* start Data in this exercise *

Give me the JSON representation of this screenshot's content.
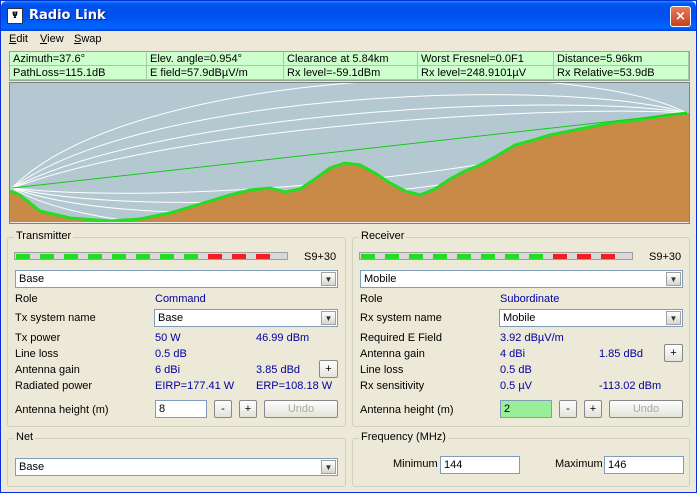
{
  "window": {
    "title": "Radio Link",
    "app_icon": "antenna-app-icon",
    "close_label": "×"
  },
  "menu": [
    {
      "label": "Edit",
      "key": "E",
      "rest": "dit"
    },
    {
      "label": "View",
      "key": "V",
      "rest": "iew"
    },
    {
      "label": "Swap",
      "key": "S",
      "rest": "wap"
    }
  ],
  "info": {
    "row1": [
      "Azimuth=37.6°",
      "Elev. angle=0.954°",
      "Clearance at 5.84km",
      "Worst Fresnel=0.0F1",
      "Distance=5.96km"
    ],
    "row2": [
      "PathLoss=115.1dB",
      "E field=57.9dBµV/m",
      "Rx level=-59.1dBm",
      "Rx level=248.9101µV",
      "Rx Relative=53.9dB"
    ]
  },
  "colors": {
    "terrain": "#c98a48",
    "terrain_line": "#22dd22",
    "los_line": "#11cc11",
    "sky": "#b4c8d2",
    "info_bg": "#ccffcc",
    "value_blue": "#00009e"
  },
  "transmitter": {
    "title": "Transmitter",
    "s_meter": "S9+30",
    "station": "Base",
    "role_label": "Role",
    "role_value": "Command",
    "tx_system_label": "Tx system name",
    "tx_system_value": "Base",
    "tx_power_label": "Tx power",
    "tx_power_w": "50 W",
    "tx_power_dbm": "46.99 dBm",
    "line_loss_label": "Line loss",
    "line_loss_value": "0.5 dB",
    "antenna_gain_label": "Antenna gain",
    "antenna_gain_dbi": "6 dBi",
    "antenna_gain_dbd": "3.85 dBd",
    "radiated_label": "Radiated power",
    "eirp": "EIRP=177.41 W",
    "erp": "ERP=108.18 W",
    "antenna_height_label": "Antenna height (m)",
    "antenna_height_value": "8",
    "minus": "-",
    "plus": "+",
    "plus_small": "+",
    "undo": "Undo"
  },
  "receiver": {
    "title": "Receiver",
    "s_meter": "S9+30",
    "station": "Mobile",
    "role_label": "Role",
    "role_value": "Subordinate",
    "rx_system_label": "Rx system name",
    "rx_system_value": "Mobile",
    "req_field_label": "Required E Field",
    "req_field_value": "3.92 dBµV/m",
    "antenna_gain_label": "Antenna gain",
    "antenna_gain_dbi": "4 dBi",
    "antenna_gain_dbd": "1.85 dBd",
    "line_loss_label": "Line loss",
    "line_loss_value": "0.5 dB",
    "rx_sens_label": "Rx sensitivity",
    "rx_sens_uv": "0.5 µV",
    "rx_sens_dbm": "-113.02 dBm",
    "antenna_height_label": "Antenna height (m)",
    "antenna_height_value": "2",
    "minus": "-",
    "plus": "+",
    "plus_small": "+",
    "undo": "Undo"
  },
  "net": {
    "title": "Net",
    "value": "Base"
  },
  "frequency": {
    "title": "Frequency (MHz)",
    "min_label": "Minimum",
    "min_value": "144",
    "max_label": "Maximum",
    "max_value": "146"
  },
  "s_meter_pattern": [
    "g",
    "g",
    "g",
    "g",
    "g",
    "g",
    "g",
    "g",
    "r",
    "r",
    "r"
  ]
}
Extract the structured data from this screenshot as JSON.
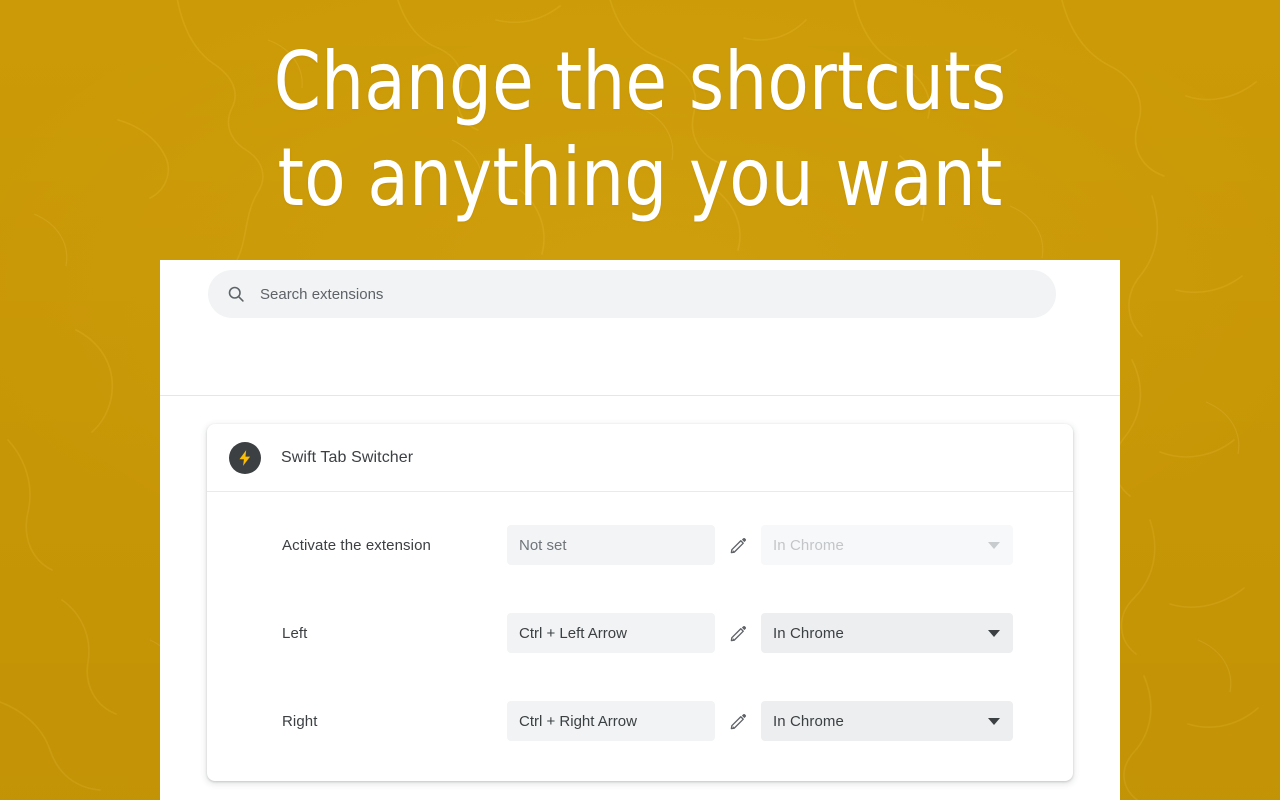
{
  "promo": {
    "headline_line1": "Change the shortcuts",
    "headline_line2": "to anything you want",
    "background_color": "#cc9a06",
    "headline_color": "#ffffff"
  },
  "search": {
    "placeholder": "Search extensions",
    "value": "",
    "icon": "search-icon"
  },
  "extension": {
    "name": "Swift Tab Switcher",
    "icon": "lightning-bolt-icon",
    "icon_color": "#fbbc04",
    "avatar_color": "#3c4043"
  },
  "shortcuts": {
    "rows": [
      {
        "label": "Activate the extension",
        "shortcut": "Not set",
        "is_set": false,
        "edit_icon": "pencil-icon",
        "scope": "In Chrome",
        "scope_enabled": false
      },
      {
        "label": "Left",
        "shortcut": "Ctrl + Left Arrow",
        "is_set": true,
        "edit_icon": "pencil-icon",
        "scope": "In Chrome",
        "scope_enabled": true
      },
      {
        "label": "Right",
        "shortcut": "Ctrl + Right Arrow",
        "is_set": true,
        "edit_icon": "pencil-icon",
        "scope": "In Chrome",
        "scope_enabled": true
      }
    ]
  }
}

* end Data in this exercise *

> [Written instruction]: Quote every record above exactly, leaving out any pictures.

> [The completed task]:
Give me the JSON representation of this screenshot's content.
{
  "window": {
    "title": "Radio Link",
    "app_icon": "antenna-app-icon",
    "close_label": "×"
  },
  "menu": [
    {
      "label": "Edit",
      "key": "E",
      "rest": "dit"
    },
    {
      "label": "View",
      "key": "V",
      "rest": "iew"
    },
    {
      "label": "Swap",
      "key": "S",
      "rest": "wap"
    }
  ],
  "info": {
    "row1": [
      "Azimuth=37.6°",
      "Elev. angle=0.954°",
      "Clearance at 5.84km",
      "Worst Fresnel=0.0F1",
      "Distance=5.96km"
    ],
    "row2": [
      "PathLoss=115.1dB",
      "E field=57.9dBµV/m",
      "Rx level=-59.1dBm",
      "Rx level=248.9101µV",
      "Rx Relative=53.9dB"
    ]
  },
  "colors": {
    "terrain": "#c98a48",
    "terrain_line": "#22dd22",
    "los_line": "#11cc11",
    "sky": "#b4c8d2",
    "info_bg": "#ccffcc",
    "value_blue": "#00009e"
  },
  "transmitter": {
    "title": "Transmitter",
    "s_meter": "S9+30",
    "station": "Base",
    "role_label": "Role",
    "role_value": "Command",
    "tx_system_label": "Tx system name",
    "tx_system_value": "Base",
    "tx_power_label": "Tx power",
    "tx_power_w": "50 W",
    "tx_power_dbm": "46.99 dBm",
    "line_loss_label": "Line loss",
    "line_loss_value": "0.5 dB",
    "antenna_gain_label": "Antenna gain",
    "antenna_gain_dbi": "6 dBi",
    "antenna_gain_dbd": "3.85 dBd",
    "radiated_label": "Radiated power",
    "eirp": "EIRP=177.41 W",
    "erp": "ERP=108.18 W",
    "antenna_height_label": "Antenna height (m)",
    "antenna_height_value": "8",
    "minus": "-",
    "plus": "+",
    "plus_small": "+",
    "undo": "Undo"
  },
  "receiver": {
    "title": "Receiver",
    "s_meter": "S9+30",
    "station": "Mobile",
    "role_label": "Role",
    "role_value": "Subordinate",
    "rx_system_label": "Rx system name",
    "rx_system_value": "Mobile",
    "req_field_label": "Required E Field",
    "req_field_value": "3.92 dBµV/m",
    "antenna_gain_label": "Antenna gain",
    "antenna_gain_dbi": "4 dBi",
    "antenna_gain_dbd": "1.85 dBd",
    "line_loss_label": "Line loss",
    "line_loss_value": "0.5 dB",
    "rx_sens_label": "Rx sensitivity",
    "rx_sens_uv": "0.5 µV",
    "rx_sens_dbm": "-113.02 dBm",
    "antenna_height_label": "Antenna height (m)",
    "antenna_height_value": "2",
    "minus": "-",
    "plus": "+",
    "plus_small": "+",
    "undo": "Undo"
  },
  "net": {
    "title": "Net",
    "value": "Base"
  },
  "frequency": {
    "title": "Frequency (MHz)",
    "min_label": "Minimum",
    "min_value": "144",
    "max_label": "Maximum",
    "max_value": "146"
  },
  "s_meter_pattern": [
    "g",
    "g",
    "g",
    "g",
    "g",
    "g",
    "g",
    "g",
    "r",
    "r",
    "r"
  ]
}
Extract the structured data from this screenshot as JSON.
{
  "promo": {
    "headline_line1": "Change the shortcuts",
    "headline_line2": "to anything you want",
    "background_color": "#cc9a06",
    "headline_color": "#ffffff"
  },
  "search": {
    "placeholder": "Search extensions",
    "value": "",
    "icon": "search-icon"
  },
  "extension": {
    "name": "Swift Tab Switcher",
    "icon": "lightning-bolt-icon",
    "icon_color": "#fbbc04",
    "avatar_color": "#3c4043"
  },
  "shortcuts": {
    "rows": [
      {
        "label": "Activate the extension",
        "shortcut": "Not set",
        "is_set": false,
        "edit_icon": "pencil-icon",
        "scope": "In Chrome",
        "scope_enabled": false
      },
      {
        "label": "Left",
        "shortcut": "Ctrl + Left Arrow",
        "is_set": true,
        "edit_icon": "pencil-icon",
        "scope": "In Chrome",
        "scope_enabled": true
      },
      {
        "label": "Right",
        "shortcut": "Ctrl + Right Arrow",
        "is_set": true,
        "edit_icon": "pencil-icon",
        "scope": "In Chrome",
        "scope_enabled": true
      }
    ]
  }
}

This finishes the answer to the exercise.